- Set task:
Locate all lines with the word "该物业由甲方另行出售" and copy them out.

Some records
--
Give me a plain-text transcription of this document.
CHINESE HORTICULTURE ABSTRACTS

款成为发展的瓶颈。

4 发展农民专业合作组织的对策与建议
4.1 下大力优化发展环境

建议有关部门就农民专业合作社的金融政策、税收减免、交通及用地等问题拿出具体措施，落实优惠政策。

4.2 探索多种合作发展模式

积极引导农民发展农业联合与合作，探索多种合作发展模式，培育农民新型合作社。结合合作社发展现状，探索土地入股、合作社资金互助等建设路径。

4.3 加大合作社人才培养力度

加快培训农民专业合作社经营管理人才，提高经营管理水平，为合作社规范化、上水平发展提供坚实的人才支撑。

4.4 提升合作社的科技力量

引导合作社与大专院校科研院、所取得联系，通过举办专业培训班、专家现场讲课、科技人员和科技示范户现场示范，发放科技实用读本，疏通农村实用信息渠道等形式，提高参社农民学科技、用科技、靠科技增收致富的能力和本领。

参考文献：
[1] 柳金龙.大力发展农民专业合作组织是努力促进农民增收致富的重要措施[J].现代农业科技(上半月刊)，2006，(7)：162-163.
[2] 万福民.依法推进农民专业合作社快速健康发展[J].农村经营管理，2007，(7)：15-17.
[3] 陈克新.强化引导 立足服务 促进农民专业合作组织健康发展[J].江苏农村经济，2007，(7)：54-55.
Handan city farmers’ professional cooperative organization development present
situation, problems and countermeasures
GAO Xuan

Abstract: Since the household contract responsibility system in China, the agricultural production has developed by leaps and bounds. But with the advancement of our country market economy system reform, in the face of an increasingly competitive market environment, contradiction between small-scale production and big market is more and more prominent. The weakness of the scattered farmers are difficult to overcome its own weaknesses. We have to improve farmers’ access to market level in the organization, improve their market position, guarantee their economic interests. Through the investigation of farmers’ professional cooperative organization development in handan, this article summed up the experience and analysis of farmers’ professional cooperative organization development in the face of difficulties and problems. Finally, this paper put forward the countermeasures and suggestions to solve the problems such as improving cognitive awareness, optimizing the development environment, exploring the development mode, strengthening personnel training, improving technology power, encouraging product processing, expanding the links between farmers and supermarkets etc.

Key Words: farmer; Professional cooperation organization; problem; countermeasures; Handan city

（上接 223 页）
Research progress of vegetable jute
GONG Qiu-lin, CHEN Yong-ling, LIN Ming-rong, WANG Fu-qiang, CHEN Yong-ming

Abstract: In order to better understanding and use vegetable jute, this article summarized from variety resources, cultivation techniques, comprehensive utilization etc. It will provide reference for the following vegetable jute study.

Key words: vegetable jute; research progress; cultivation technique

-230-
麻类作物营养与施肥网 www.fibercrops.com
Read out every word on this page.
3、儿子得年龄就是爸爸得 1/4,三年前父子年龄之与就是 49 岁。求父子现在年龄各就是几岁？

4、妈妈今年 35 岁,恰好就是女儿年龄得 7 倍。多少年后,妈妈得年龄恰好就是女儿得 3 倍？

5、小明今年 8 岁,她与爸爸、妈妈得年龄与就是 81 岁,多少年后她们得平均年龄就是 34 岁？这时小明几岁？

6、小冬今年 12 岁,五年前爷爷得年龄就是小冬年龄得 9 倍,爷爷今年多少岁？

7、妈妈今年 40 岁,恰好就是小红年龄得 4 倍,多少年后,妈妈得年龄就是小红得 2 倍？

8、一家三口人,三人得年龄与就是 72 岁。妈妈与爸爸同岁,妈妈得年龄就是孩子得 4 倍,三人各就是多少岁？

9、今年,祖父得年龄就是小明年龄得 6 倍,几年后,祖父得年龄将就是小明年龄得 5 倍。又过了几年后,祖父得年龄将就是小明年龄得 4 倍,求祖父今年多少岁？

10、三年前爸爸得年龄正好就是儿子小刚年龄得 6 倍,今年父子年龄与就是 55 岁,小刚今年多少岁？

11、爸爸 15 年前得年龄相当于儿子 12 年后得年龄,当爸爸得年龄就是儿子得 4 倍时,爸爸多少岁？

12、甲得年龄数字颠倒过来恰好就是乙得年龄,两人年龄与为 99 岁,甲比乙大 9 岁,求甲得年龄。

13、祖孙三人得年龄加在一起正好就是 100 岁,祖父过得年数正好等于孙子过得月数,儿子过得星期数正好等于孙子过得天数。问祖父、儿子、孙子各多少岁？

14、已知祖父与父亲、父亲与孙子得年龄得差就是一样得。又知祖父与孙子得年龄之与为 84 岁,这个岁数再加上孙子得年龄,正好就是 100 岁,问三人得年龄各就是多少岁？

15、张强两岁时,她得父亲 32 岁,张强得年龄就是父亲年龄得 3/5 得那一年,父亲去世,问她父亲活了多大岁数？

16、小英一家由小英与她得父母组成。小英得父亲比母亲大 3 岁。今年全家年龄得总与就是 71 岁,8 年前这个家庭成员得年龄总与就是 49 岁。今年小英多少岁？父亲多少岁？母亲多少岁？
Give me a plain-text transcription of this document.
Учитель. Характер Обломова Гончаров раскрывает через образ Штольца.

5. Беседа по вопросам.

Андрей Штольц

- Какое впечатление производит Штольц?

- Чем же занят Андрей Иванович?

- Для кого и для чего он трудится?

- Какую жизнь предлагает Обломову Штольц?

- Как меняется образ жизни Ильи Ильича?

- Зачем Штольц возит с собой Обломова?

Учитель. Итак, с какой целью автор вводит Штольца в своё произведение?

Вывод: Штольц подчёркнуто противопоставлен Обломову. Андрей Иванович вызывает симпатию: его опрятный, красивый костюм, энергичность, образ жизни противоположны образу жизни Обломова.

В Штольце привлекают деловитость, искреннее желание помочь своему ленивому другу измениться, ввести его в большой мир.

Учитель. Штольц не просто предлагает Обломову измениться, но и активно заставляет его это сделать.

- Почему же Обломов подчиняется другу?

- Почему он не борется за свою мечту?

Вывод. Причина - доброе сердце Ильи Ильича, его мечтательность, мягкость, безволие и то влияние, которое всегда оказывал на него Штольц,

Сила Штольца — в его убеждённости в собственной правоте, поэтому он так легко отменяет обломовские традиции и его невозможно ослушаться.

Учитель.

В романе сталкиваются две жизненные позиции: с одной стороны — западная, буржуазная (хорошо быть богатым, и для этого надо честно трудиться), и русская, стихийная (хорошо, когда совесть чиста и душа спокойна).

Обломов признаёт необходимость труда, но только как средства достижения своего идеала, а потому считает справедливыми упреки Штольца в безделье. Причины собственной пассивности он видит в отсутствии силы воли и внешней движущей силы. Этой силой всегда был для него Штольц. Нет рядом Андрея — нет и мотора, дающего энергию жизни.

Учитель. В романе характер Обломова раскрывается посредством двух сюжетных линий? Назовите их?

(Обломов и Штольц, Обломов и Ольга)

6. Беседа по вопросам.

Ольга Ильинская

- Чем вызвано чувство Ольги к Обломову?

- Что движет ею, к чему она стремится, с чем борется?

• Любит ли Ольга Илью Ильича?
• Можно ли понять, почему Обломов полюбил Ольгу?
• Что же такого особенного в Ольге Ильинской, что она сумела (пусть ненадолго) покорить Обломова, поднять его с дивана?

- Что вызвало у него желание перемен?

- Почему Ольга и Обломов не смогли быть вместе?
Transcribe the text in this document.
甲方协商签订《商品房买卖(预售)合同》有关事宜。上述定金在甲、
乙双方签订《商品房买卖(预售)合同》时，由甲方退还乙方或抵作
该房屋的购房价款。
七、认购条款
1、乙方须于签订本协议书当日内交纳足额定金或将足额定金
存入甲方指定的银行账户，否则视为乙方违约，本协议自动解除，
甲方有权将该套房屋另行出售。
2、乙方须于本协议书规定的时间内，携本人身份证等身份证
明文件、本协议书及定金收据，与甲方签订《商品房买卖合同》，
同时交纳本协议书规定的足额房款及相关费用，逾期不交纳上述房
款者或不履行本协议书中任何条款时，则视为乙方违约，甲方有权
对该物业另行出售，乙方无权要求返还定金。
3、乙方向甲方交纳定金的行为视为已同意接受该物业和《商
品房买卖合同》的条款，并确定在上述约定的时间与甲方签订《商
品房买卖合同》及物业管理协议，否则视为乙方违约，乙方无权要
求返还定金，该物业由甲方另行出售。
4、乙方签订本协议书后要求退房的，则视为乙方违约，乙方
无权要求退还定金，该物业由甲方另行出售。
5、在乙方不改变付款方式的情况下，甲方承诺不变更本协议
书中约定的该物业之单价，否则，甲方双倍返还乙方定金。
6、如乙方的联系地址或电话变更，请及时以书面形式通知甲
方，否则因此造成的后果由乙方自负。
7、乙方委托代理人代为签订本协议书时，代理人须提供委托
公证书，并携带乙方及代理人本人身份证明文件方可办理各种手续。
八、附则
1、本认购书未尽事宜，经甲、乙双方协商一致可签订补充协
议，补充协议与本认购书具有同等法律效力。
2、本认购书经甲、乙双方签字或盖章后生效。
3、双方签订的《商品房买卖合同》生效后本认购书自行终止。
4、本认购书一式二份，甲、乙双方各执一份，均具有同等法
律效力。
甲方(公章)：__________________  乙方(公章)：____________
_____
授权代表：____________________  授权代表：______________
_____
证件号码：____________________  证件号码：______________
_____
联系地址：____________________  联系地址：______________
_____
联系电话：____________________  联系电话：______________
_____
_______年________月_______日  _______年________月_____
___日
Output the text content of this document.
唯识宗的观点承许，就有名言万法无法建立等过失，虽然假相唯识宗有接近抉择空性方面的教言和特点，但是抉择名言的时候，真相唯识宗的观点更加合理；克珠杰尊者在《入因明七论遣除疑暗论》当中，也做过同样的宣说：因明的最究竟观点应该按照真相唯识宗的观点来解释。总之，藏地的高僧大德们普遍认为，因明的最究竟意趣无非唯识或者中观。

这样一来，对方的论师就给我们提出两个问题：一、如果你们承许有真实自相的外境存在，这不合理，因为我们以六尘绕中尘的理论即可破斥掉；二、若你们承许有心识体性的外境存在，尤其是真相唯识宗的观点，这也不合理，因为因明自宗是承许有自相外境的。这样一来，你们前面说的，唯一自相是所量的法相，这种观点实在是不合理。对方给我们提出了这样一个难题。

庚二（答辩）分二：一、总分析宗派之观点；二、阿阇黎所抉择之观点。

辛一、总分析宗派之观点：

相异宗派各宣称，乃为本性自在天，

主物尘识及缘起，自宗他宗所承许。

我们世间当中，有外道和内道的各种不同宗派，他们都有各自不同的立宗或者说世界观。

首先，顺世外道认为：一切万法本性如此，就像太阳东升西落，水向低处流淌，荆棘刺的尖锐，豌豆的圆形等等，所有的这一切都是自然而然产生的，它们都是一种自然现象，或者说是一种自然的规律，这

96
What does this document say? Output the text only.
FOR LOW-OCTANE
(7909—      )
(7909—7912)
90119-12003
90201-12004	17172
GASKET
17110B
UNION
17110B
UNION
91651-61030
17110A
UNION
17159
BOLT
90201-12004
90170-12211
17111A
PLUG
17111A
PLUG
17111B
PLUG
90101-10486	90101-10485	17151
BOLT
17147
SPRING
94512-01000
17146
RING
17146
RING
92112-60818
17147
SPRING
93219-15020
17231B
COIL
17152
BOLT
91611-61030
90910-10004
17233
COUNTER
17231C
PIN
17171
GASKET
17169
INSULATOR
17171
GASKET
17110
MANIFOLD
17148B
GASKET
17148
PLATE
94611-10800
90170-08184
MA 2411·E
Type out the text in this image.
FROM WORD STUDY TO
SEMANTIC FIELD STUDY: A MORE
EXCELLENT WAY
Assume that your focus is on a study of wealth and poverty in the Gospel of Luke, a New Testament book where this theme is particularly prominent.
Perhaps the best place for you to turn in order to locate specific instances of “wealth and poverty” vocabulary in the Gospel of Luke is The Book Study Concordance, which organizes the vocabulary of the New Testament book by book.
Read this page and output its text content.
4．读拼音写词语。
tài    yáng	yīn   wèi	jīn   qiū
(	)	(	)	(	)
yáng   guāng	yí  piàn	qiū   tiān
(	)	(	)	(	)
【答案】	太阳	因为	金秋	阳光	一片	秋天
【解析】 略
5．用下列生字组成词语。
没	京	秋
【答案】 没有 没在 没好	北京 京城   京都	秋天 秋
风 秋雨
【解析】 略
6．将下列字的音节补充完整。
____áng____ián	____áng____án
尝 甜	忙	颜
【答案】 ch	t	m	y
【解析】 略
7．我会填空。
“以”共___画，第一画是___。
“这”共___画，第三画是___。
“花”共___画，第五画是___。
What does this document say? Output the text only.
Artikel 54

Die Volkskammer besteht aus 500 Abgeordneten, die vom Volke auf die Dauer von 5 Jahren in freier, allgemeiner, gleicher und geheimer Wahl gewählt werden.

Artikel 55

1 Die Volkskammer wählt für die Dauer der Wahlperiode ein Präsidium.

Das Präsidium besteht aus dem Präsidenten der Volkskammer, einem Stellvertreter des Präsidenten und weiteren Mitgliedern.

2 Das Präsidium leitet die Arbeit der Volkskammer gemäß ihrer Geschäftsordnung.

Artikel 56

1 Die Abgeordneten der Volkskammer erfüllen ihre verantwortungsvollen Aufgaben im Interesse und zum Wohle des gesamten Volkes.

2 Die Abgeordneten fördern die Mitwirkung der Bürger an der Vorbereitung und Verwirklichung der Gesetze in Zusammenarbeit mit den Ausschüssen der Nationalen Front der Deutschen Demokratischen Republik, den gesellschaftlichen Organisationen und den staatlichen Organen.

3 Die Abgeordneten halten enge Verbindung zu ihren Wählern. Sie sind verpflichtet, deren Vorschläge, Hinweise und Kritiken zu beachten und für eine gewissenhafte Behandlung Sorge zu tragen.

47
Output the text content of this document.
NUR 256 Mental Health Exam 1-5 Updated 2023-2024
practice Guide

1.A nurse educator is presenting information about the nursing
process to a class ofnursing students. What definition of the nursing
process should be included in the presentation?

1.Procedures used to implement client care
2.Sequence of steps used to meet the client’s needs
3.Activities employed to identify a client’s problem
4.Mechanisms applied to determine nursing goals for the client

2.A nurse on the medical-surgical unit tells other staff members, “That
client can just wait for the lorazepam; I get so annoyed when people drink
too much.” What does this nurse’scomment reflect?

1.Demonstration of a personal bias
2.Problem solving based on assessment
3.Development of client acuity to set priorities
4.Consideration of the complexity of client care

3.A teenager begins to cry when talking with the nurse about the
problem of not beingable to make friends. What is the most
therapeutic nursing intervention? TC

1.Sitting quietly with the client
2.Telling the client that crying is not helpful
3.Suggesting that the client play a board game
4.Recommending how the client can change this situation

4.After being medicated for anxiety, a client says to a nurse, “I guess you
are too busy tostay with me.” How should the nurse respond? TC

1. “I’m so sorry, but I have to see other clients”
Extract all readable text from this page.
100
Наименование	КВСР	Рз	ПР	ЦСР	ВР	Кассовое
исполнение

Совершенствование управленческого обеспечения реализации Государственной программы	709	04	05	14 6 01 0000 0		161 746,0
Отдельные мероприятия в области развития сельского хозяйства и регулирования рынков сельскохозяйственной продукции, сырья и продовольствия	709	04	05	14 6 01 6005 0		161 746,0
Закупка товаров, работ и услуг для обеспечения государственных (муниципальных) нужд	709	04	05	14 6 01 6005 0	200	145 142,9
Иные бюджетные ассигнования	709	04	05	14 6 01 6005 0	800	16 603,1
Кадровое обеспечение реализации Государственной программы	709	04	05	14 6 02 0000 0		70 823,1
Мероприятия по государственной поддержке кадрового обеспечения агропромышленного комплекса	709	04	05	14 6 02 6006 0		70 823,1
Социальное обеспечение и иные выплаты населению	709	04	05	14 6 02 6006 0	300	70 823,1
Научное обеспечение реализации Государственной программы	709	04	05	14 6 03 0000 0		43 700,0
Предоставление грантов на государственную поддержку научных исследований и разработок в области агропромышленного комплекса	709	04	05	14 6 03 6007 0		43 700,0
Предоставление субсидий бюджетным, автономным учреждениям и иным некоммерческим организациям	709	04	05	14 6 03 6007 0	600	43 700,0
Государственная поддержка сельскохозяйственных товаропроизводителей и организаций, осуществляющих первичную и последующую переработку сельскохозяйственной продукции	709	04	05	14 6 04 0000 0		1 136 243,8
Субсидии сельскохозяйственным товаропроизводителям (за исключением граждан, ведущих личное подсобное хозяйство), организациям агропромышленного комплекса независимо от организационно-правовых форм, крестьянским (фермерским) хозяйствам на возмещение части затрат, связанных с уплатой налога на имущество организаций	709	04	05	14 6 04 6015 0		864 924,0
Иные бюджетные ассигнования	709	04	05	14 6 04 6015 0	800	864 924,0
--
- Task output:
求返还定金，该物业由甲方另行出售。
无权要求退还定金，该物业由甲方另行出售。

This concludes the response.